Exercise goal » Copy each line that contains the word "frac".

Records to use »
•••••

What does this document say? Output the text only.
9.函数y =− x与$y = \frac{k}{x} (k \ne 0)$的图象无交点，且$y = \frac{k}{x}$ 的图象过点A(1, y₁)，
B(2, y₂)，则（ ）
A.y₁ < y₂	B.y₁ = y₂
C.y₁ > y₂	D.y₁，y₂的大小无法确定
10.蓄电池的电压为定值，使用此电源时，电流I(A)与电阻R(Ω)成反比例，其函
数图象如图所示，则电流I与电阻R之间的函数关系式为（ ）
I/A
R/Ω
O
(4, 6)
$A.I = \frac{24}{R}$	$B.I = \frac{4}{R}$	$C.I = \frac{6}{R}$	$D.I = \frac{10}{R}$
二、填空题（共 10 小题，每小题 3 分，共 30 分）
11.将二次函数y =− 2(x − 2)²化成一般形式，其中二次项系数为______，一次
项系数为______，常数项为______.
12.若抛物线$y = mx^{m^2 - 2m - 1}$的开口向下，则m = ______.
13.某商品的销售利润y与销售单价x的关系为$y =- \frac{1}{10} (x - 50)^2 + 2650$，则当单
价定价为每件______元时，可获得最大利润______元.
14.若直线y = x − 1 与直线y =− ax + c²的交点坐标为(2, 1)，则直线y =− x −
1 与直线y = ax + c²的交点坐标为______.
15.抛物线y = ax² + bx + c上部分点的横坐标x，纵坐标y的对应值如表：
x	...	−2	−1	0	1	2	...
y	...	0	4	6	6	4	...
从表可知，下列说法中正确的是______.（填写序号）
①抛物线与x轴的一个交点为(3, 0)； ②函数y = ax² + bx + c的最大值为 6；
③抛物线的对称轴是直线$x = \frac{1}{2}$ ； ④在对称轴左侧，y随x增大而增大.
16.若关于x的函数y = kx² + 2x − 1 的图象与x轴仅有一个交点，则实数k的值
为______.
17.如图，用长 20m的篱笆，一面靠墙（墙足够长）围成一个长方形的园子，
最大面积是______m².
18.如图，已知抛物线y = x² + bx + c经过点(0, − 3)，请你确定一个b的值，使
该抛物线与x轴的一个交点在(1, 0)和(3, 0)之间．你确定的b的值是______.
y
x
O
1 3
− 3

•••••

Output for this task »
9.函数y =− x与$y = \frac{k}{x} (k \ne 0)$的图象无交点，且$y = \frac{k}{x}$ 的图象过点A(1, y₁)，
$A.I = \frac{24}{R}$	$B.I = \frac{4}{R}$	$C.I = \frac{6}{R}$	$D.I = \frac{10}{R}$
13.某商品的销售利润y与销售单价x的关系为$y =- \frac{1}{10} (x - 50)^2 + 2650$，则当单
③抛物线的对称轴是直线$x = \frac{1}{2}$ ； ④在对称轴左侧，y随x增大而增大.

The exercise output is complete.